THE PROBLEM.
Each line below should be retyped exactly, with no pictures.

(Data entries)

▼

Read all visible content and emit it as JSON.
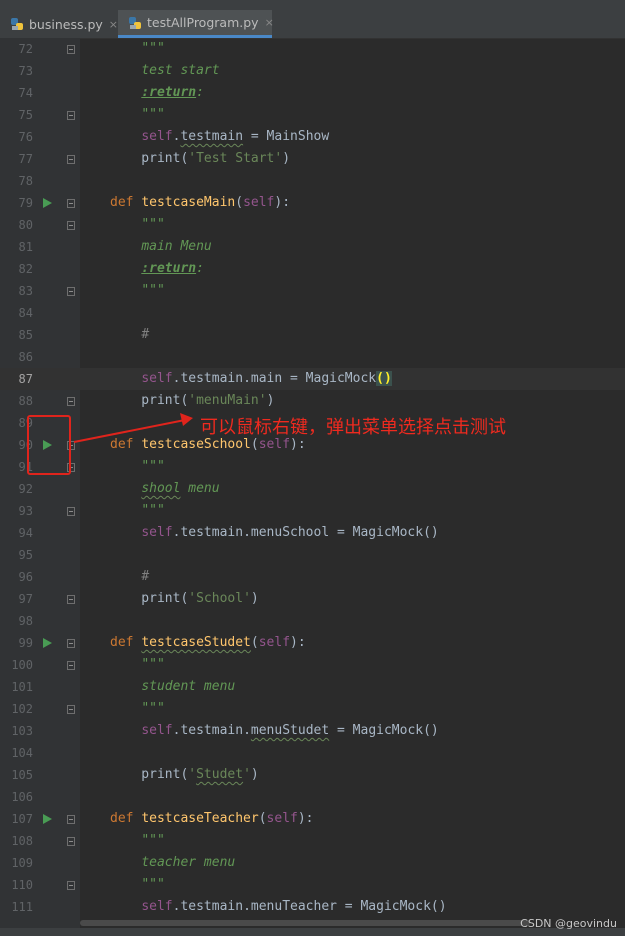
{
  "tabs": [
    {
      "label": "business.py",
      "active": false
    },
    {
      "label": "testAllProgram.py",
      "active": true
    }
  ],
  "tab_close_glyph": "×",
  "lines": [
    {
      "n": "72",
      "html": "    <span class='doc'>\"\"\"</span>"
    },
    {
      "n": "73",
      "html": "    <span class='doc'>test start</span>"
    },
    {
      "n": "74",
      "html": "    <span class='doctag'>:return</span><span class='doc'>:</span>"
    },
    {
      "n": "75",
      "html": "    <span class='doc'>\"\"\"</span>"
    },
    {
      "n": "76",
      "html": "    <span class='self'>self</span>.<span class='wavy'>testmain</span> = MainShow"
    },
    {
      "n": "77",
      "html": "    print(<span class='str'>'Test Start'</span>)"
    },
    {
      "n": "78",
      "html": ""
    },
    {
      "n": "79",
      "html": "<span class='kw'>def </span><span class='fn'>testcaseMain</span>(<span class='self'>self</span>):"
    },
    {
      "n": "80",
      "html": "    <span class='doc'>\"\"\"</span>"
    },
    {
      "n": "81",
      "html": "    <span class='doc'>main Menu</span>"
    },
    {
      "n": "82",
      "html": "    <span class='doctag'>:return</span><span class='doc'>:</span>"
    },
    {
      "n": "83",
      "html": "    <span class='doc'>\"\"\"</span>"
    },
    {
      "n": "84",
      "html": ""
    },
    {
      "n": "85",
      "html": "    <span class='cmt'>#</span>"
    },
    {
      "n": "86",
      "html": ""
    },
    {
      "n": "87",
      "html": "    <span class='self'>self</span>.testmain.main = MagicMock<span class='paren-hl'>()</span>"
    },
    {
      "n": "88",
      "html": "    print(<span class='str'>'menuMain'</span>)"
    },
    {
      "n": "89",
      "html": ""
    },
    {
      "n": "90",
      "html": "<span class='kw'>def </span><span class='fn'>testcaseSchool</span>(<span class='self'>self</span>):"
    },
    {
      "n": "91",
      "html": "    <span class='doc'>\"\"\"</span>"
    },
    {
      "n": "92",
      "html": "    <span class='doc wavy'>shool</span><span class='doc'> menu</span>"
    },
    {
      "n": "93",
      "html": "    <span class='doc'>\"\"\"</span>"
    },
    {
      "n": "94",
      "html": "    <span class='self'>self</span>.testmain.menuSchool = MagicMock()"
    },
    {
      "n": "95",
      "html": ""
    },
    {
      "n": "96",
      "html": "    <span class='cmt'>#</span>"
    },
    {
      "n": "97",
      "html": "    print(<span class='str'>'School'</span>)"
    },
    {
      "n": "98",
      "html": ""
    },
    {
      "n": "99",
      "html": "<span class='kw'>def </span><span class='fn wavy'>testcaseStudet</span>(<span class='self'>self</span>):"
    },
    {
      "n": "100",
      "html": "    <span class='doc'>\"\"\"</span>"
    },
    {
      "n": "101",
      "html": "    <span class='doc'>student menu</span>"
    },
    {
      "n": "102",
      "html": "    <span class='doc'>\"\"\"</span>"
    },
    {
      "n": "103",
      "html": "    <span class='self'>self</span>.testmain.<span class='wavy'>menuStudet</span> = MagicMock()"
    },
    {
      "n": "104",
      "html": ""
    },
    {
      "n": "105",
      "html": "    print(<span class='str'>'<span class=\"wavy\">Studet</span>'</span>)"
    },
    {
      "n": "106",
      "html": ""
    },
    {
      "n": "107",
      "html": "<span class='kw'>def </span><span class='fn'>testcaseTeacher</span>(<span class='self'>self</span>):"
    },
    {
      "n": "108",
      "html": "    <span class='doc'>\"\"\"</span>"
    },
    {
      "n": "109",
      "html": "    <span class='doc'>teacher menu</span>"
    },
    {
      "n": "110",
      "html": "    <span class='doc'>\"\"\"</span>"
    },
    {
      "n": "111",
      "html": "    <span class='self'>self</span>.testmain.menuTeacher = MagicMock()"
    }
  ],
  "current_line": "87",
  "run_lines": [
    "79",
    "90",
    "99",
    "107"
  ],
  "fold_lines": [
    "72",
    "75",
    "77",
    "79",
    "80",
    "83",
    "88",
    "90",
    "91",
    "93",
    "97",
    "99",
    "100",
    "102",
    "107",
    "108",
    "110"
  ],
  "annotation_text": "可以鼠标右键，弹出菜单选择点击测试",
  "watermark": "CSDN @geovindu",
  "colors": {
    "annotation": "#ee2a1f",
    "run_icon": "#499c54",
    "keyword": "#cc7832",
    "function": "#ffc66d",
    "string": "#6a8759",
    "self": "#94558d"
  }
}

▲

SOLVED EXERCISE.
Read all visible content and emit it as JSON.
{
  "tabs": [
    {
      "label": "business.py",
      "active": false
    },
    {
      "label": "testAllProgram.py",
      "active": true
    }
  ],
  "tab_close_glyph": "×",
  "lines": [
    {
      "n": "72",
      "html": "    <span class='doc'>\"\"\"</span>"
    },
    {
      "n": "73",
      "html": "    <span class='doc'>test start</span>"
    },
    {
      "n": "74",
      "html": "    <span class='doctag'>:return</span><span class='doc'>:</span>"
    },
    {
      "n": "75",
      "html": "    <span class='doc'>\"\"\"</span>"
    },
    {
      "n": "76",
      "html": "    <span class='self'>self</span>.<span class='wavy'>testmain</span> = MainShow"
    },
    {
      "n": "77",
      "html": "    print(<span class='str'>'Test Start'</span>)"
    },
    {
      "n": "78",
      "html": ""
    },
    {
      "n": "79",
      "html": "<span class='kw'>def </span><span class='fn'>testcaseMain</span>(<span class='self'>self</span>):"
    },
    {
      "n": "80",
      "html": "    <span class='doc'>\"\"\"</span>"
    },
    {
      "n": "81",
      "html": "    <span class='doc'>main Menu</span>"
    },
    {
      "n": "82",
      "html": "    <span class='doctag'>:return</span><span class='doc'>:</span>"
    },
    {
      "n": "83",
      "html": "    <span class='doc'>\"\"\"</span>"
    },
    {
      "n": "84",
      "html": ""
    },
    {
      "n": "85",
      "html": "    <span class='cmt'>#</span>"
    },
    {
      "n": "86",
      "html": ""
    },
    {
      "n": "87",
      "html": "    <span class='self'>self</span>.testmain.main = MagicMock<span class='paren-hl'>()</span>"
    },
    {
      "n": "88",
      "html": "    print(<span class='str'>'menuMain'</span>)"
    },
    {
      "n": "89",
      "html": ""
    },
    {
      "n": "90",
      "html": "<span class='kw'>def </span><span class='fn'>testcaseSchool</span>(<span class='self'>self</span>):"
    },
    {
      "n": "91",
      "html": "    <span class='doc'>\"\"\"</span>"
    },
    {
      "n": "92",
      "html": "    <span class='doc wavy'>shool</span><span class='doc'> menu</span>"
    },
    {
      "n": "93",
      "html": "    <span class='doc'>\"\"\"</span>"
    },
    {
      "n": "94",
      "html": "    <span class='self'>self</span>.testmain.menuSchool = MagicMock()"
    },
    {
      "n": "95",
      "html": ""
    },
    {
      "n": "96",
      "html": "    <span class='cmt'>#</span>"
    },
    {
      "n": "97",
      "html": "    print(<span class='str'>'School'</span>)"
    },
    {
      "n": "98",
      "html": ""
    },
    {
      "n": "99",
      "html": "<span class='kw'>def </span><span class='fn wavy'>testcaseStudet</span>(<span class='self'>self</span>):"
    },
    {
      "n": "100",
      "html": "    <span class='doc'>\"\"\"</span>"
    },
    {
      "n": "101",
      "html": "    <span class='doc'>student menu</span>"
    },
    {
      "n": "102",
      "html": "    <span class='doc'>\"\"\"</span>"
    },
    {
      "n": "103",
      "html": "    <span class='self'>self</span>.testmain.<span class='wavy'>menuStudet</span> = MagicMock()"
    },
    {
      "n": "104",
      "html": ""
    },
    {
      "n": "105",
      "html": "    print(<span class='str'>'<span class=\"wavy\">Studet</span>'</span>)"
    },
    {
      "n": "106",
      "html": ""
    },
    {
      "n": "107",
      "html": "<span class='kw'>def </span><span class='fn'>testcaseTeacher</span>(<span class='self'>self</span>):"
    },
    {
      "n": "108",
      "html": "    <span class='doc'>\"\"\"</span>"
    },
    {
      "n": "109",
      "html": "    <span class='doc'>teacher menu</span>"
    },
    {
      "n": "110",
      "html": "    <span class='doc'>\"\"\"</span>"
    },
    {
      "n": "111",
      "html": "    <span class='self'>self</span>.testmain.menuTeacher = MagicMock()"
    }
  ],
  "current_line": "87",
  "run_lines": [
    "79",
    "90",
    "99",
    "107"
  ],
  "fold_lines": [
    "72",
    "75",
    "77",
    "79",
    "80",
    "83",
    "88",
    "90",
    "91",
    "93",
    "97",
    "99",
    "100",
    "102",
    "107",
    "108",
    "110"
  ],
  "annotation_text": "可以鼠标右键，弹出菜单选择点击测试",
  "watermark": "CSDN @geovindu",
  "colors": {
    "annotation": "#ee2a1f",
    "run_icon": "#499c54",
    "keyword": "#cc7832",
    "function": "#ffc66d",
    "string": "#6a8759",
    "self": "#94558d"
  }
}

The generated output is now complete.